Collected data
━━━━━━━━━━━━━━━━
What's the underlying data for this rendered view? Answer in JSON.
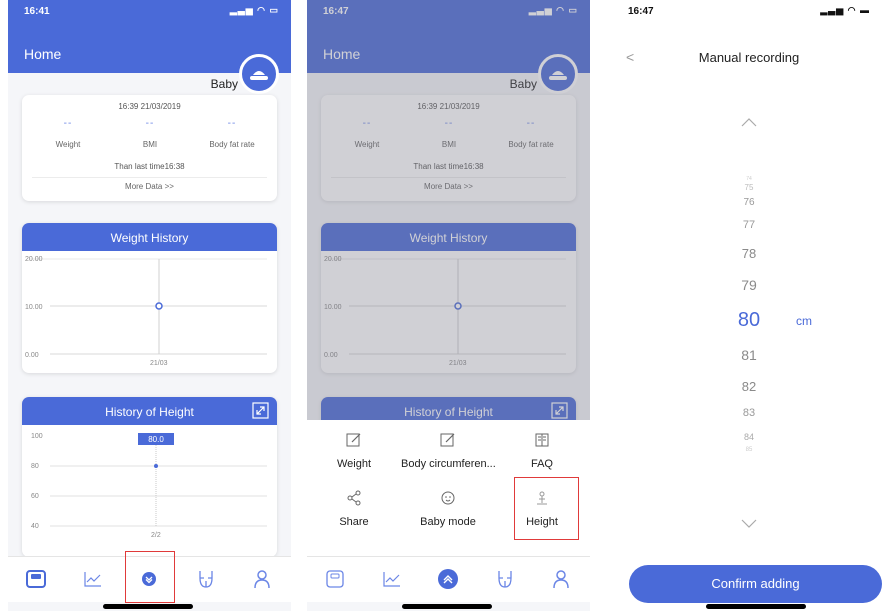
{
  "panel1": {
    "status_time": "16:41",
    "header_title": "Home",
    "baby_label": "Baby",
    "card_time": "16:39 21/03/2019",
    "metrics": [
      {
        "value": "--",
        "label": "Weight"
      },
      {
        "value": "--",
        "label": "BMI"
      },
      {
        "value": "--",
        "label": "Body fat rate"
      }
    ],
    "than_last": "Than last time16:38",
    "more_data": "More Data >>",
    "weight_history_title": "Weight History",
    "weight_chart": {
      "y_ticks": [
        "20.00",
        "10.00",
        "0.00"
      ],
      "x_label": "21/03"
    },
    "height_history_title": "History of Height",
    "height_chart": {
      "y_ticks": [
        "100",
        "80",
        "60",
        "40"
      ],
      "x_label": "2/2",
      "tooltip": "80.0"
    }
  },
  "panel2": {
    "status_time": "16:47",
    "header_title": "Home",
    "baby_label": "Baby",
    "card_time": "16:39 21/03/2019",
    "metrics": [
      {
        "value": "--",
        "label": "Weight"
      },
      {
        "value": "--",
        "label": "BMI"
      },
      {
        "value": "--",
        "label": "Body fat rate"
      }
    ],
    "than_last": "Than last time16:38",
    "more_data": "More Data >>",
    "weight_history_title": "Weight History",
    "weight_chart": {
      "y_ticks": [
        "20.00",
        "10.00",
        "0.00"
      ],
      "x_label": "21/03"
    },
    "height_history_title": "History of Height",
    "menu": [
      {
        "label": "Weight",
        "icon": "edit-icon"
      },
      {
        "label": "Body circumferen...",
        "icon": "edit-icon"
      },
      {
        "label": "FAQ",
        "icon": "book-icon"
      },
      {
        "label": "Share",
        "icon": "share-icon"
      },
      {
        "label": "Baby mode",
        "icon": "baby-face-icon"
      },
      {
        "label": "Height",
        "icon": "height-icon"
      }
    ]
  },
  "panel3": {
    "status_time": "16:47",
    "title": "Manual recording",
    "picker_values": [
      "74",
      "75",
      "76",
      "77",
      "78",
      "79",
      "80",
      "81",
      "82",
      "83",
      "84",
      "85"
    ],
    "selected_value": "80",
    "unit": "cm",
    "confirm_label": "Confirm adding"
  },
  "chart_data": [
    {
      "type": "line",
      "title": "Weight History",
      "x": [
        "21/03"
      ],
      "series": [
        {
          "values": [
            10
          ]
        }
      ],
      "ylim": [
        0,
        20
      ],
      "yticks": [
        0,
        10,
        20
      ]
    },
    {
      "type": "line",
      "title": "History of Height",
      "x": [
        "2/2"
      ],
      "series": [
        {
          "values": [
            80
          ]
        }
      ],
      "ylim": [
        40,
        100
      ],
      "yticks": [
        40,
        60,
        80,
        100
      ]
    }
  ],
  "colors": {
    "brand": "#4a6ad8",
    "highlight": "#e03a3a"
  }
}
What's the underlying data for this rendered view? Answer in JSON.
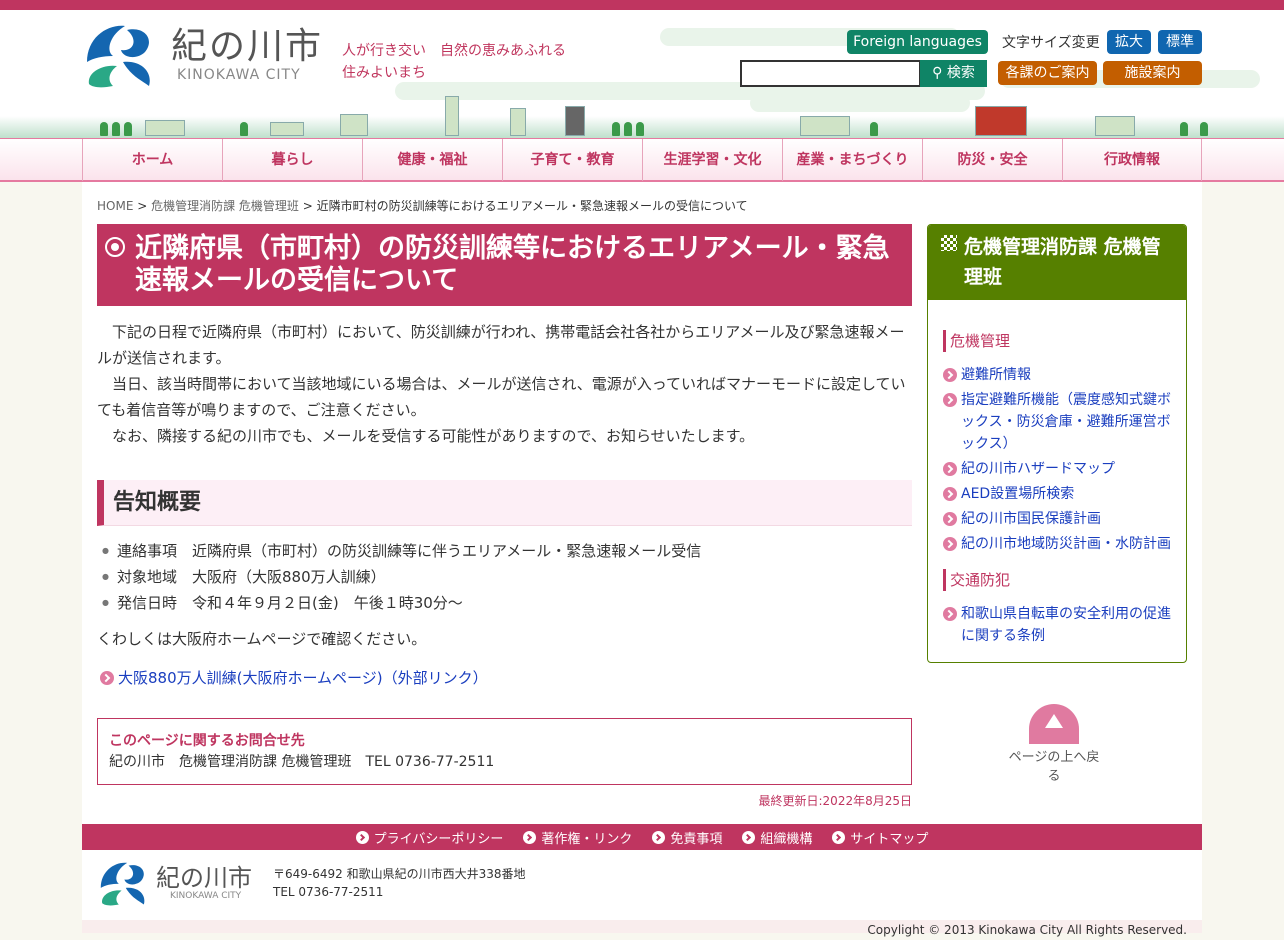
{
  "header": {
    "logo_jp": "紀の川市",
    "logo_en": "KINOKAWA CITY",
    "tagline1": "人が行き交い　自然の恵みあふれる",
    "tagline2": "住みよいまち",
    "foreign": "Foreign languages",
    "font_size_label": "文字サイズ変更",
    "enlarge": "拡大",
    "standard": "標準",
    "search_value": "",
    "search_button": "検索",
    "departments": "各課のご案内",
    "facilities": "施設案内"
  },
  "nav": [
    "ホーム",
    "暮らし",
    "健康・福祉",
    "子育て・教育",
    "生涯学習・文化",
    "産業・まちづくり",
    "防災・安全",
    "行政情報"
  ],
  "breadcrumb": {
    "home": "HOME",
    "section": "危機管理消防課 危機管理班",
    "current": "近隣市町村の防災訓練等におけるエリアメール・緊急速報メールの受信について"
  },
  "main": {
    "title": "近隣府県（市町村）の防災訓練等におけるエリアメール・緊急速報メールの受信について",
    "paragraphs": [
      "下記の日程で近隣府県（市町村）において、防災訓練が行われ、携帯電話会社各社からエリアメール及び緊急速報メールが送信されます。",
      "当日、該当時間帯において当該地域にいる場合は、メールが送信され、電源が入っていればマナーモードに設定していても着信音等が鳴りますので、ご注意ください。",
      "なお、隣接する紀の川市でも、メールを受信する可能性がありますので、お知らせいたします。"
    ],
    "section_heading": "告知概要",
    "items": [
      "連絡事項　近隣府県（市町村）の防災訓練等に伴うエリアメール・緊急速報メール受信",
      "対象地域　大阪府（大阪880万人訓練）",
      "発信日時　令和４年９月２日(金)　午後１時30分～"
    ],
    "note": "くわしくは大阪府ホームページで確認ください。",
    "link": "大阪880万人訓練(大阪府ホームページ)（外部リンク）",
    "contact_title": "このページに関するお問合せ先",
    "contact_body": "紀の川市　危機管理消防課 危機管理班　TEL 0736-77-2511",
    "updated": "最終更新日:2022年8月25日"
  },
  "sidebar": {
    "title": "危機管理消防課 危機管理班",
    "categories": [
      {
        "name": "危機管理",
        "links": [
          "避難所情報",
          "指定避難所機能（震度感知式鍵ボックス・防災倉庫・避難所運営ボックス）",
          "紀の川市ハザードマップ",
          "AED設置場所検索",
          "紀の川市国民保護計画",
          "紀の川市地域防災計画・水防計画"
        ]
      },
      {
        "name": "交通防犯",
        "links": [
          "和歌山県自転車の安全利用の促進に関する条例"
        ]
      }
    ]
  },
  "pagetop": "ページの上へ戻る",
  "footer": {
    "links": [
      "プライバシーポリシー",
      "著作権・リンク",
      "免責事項",
      "組織機構",
      "サイトマップ"
    ],
    "address": "〒649-6492 和歌山県紀の川市西大井338番地",
    "tel": "TEL 0736-77-2511",
    "copyright": "Copylight © 2013 Kinokawa City All Rights Reserved."
  },
  "colors": {
    "brand": "#bf3560",
    "green": "#0f8466",
    "blue": "#1066b0",
    "orange": "#c35e00",
    "side": "#568000"
  }
}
━━━━━━━━━━━━━━━━
• What is required:
Your task is to repeat the material above exactly, without its pictures.

• Solved exercise:
What's the underlying data for this rendered view? Answer in JSON.
{
  "panel1": {
    "status_time": "16:41",
    "header_title": "Home",
    "baby_label": "Baby",
    "card_time": "16:39 21/03/2019",
    "metrics": [
      {
        "value": "--",
        "label": "Weight"
      },
      {
        "value": "--",
        "label": "BMI"
      },
      {
        "value": "--",
        "label": "Body fat rate"
      }
    ],
    "than_last": "Than last time16:38",
    "more_data": "More Data >>",
    "weight_history_title": "Weight History",
    "weight_chart": {
      "y_ticks": [
        "20.00",
        "10.00",
        "0.00"
      ],
      "x_label": "21/03"
    },
    "height_history_title": "History of Height",
    "height_chart": {
      "y_ticks": [
        "100",
        "80",
        "60",
        "40"
      ],
      "x_label": "2/2",
      "tooltip": "80.0"
    }
  },
  "panel2": {
    "status_time": "16:47",
    "header_title": "Home",
    "baby_label": "Baby",
    "card_time": "16:39 21/03/2019",
    "metrics": [
      {
        "value": "--",
        "label": "Weight"
      },
      {
        "value": "--",
        "label": "BMI"
      },
      {
        "value": "--",
        "label": "Body fat rate"
      }
    ],
    "than_last": "Than last time16:38",
    "more_data": "More Data >>",
    "weight_history_title": "Weight History",
    "weight_chart": {
      "y_ticks": [
        "20.00",
        "10.00",
        "0.00"
      ],
      "x_label": "21/03"
    },
    "height_history_title": "History of Height",
    "menu": [
      {
        "label": "Weight",
        "icon": "edit-icon"
      },
      {
        "label": "Body circumferen...",
        "icon": "edit-icon"
      },
      {
        "label": "FAQ",
        "icon": "book-icon"
      },
      {
        "label": "Share",
        "icon": "share-icon"
      },
      {
        "label": "Baby mode",
        "icon": "baby-face-icon"
      },
      {
        "label": "Height",
        "icon": "height-icon"
      }
    ]
  },
  "panel3": {
    "status_time": "16:47",
    "title": "Manual recording",
    "picker_values": [
      "74",
      "75",
      "76",
      "77",
      "78",
      "79",
      "80",
      "81",
      "82",
      "83",
      "84",
      "85"
    ],
    "selected_value": "80",
    "unit": "cm",
    "confirm_label": "Confirm adding"
  },
  "chart_data": [
    {
      "type": "line",
      "title": "Weight History",
      "x": [
        "21/03"
      ],
      "series": [
        {
          "values": [
            10
          ]
        }
      ],
      "ylim": [
        0,
        20
      ],
      "yticks": [
        0,
        10,
        20
      ]
    },
    {
      "type": "line",
      "title": "History of Height",
      "x": [
        "2/2"
      ],
      "series": [
        {
          "values": [
            80
          ]
        }
      ],
      "ylim": [
        40,
        100
      ],
      "yticks": [
        40,
        60,
        80,
        100
      ]
    }
  ],
  "colors": {
    "brand": "#4a6ad8",
    "highlight": "#e03a3a"
  }
}
What's the underlying data for this rendered view? Answer in JSON.
{
  "header": {
    "logo_jp": "紀の川市",
    "logo_en": "KINOKAWA CITY",
    "tagline1": "人が行き交い　自然の恵みあふれる",
    "tagline2": "住みよいまち",
    "foreign": "Foreign languages",
    "font_size_label": "文字サイズ変更",
    "enlarge": "拡大",
    "standard": "標準",
    "search_value": "",
    "search_button": "検索",
    "departments": "各課のご案内",
    "facilities": "施設案内"
  },
  "nav": [
    "ホーム",
    "暮らし",
    "健康・福祉",
    "子育て・教育",
    "生涯学習・文化",
    "産業・まちづくり",
    "防災・安全",
    "行政情報"
  ],
  "breadcrumb": {
    "home": "HOME",
    "section": "危機管理消防課 危機管理班",
    "current": "近隣市町村の防災訓練等におけるエリアメール・緊急速報メールの受信について"
  },
  "main": {
    "title": "近隣府県（市町村）の防災訓練等におけるエリアメール・緊急速報メールの受信について",
    "paragraphs": [
      "下記の日程で近隣府県（市町村）において、防災訓練が行われ、携帯電話会社各社からエリアメール及び緊急速報メールが送信されます。",
      "当日、該当時間帯において当該地域にいる場合は、メールが送信され、電源が入っていればマナーモードに設定していても着信音等が鳴りますので、ご注意ください。",
      "なお、隣接する紀の川市でも、メールを受信する可能性がありますので、お知らせいたします。"
    ],
    "section_heading": "告知概要",
    "items": [
      "連絡事項　近隣府県（市町村）の防災訓練等に伴うエリアメール・緊急速報メール受信",
      "対象地域　大阪府（大阪880万人訓練）",
      "発信日時　令和４年９月２日(金)　午後１時30分～"
    ],
    "note": "くわしくは大阪府ホームページで確認ください。",
    "link": "大阪880万人訓練(大阪府ホームページ)（外部リンク）",
    "contact_title": "このページに関するお問合せ先",
    "contact_body": "紀の川市　危機管理消防課 危機管理班　TEL 0736-77-2511",
    "updated": "最終更新日:2022年8月25日"
  },
  "sidebar": {
    "title": "危機管理消防課 危機管理班",
    "categories": [
      {
        "name": "危機管理",
        "links": [
          "避難所情報",
          "指定避難所機能（震度感知式鍵ボックス・防災倉庫・避難所運営ボックス）",
          "紀の川市ハザードマップ",
          "AED設置場所検索",
          "紀の川市国民保護計画",
          "紀の川市地域防災計画・水防計画"
        ]
      },
      {
        "name": "交通防犯",
        "links": [
          "和歌山県自転車の安全利用の促進に関する条例"
        ]
      }
    ]
  },
  "pagetop": "ページの上へ戻る",
  "footer": {
    "links": [
      "プライバシーポリシー",
      "著作権・リンク",
      "免責事項",
      "組織機構",
      "サイトマップ"
    ],
    "address": "〒649-6492 和歌山県紀の川市西大井338番地",
    "tel": "TEL 0736-77-2511",
    "copyright": "Copylight © 2013 Kinokawa City All Rights Reserved."
  },
  "colors": {
    "brand": "#bf3560",
    "green": "#0f8466",
    "blue": "#1066b0",
    "orange": "#c35e00",
    "side": "#568000"
  }
}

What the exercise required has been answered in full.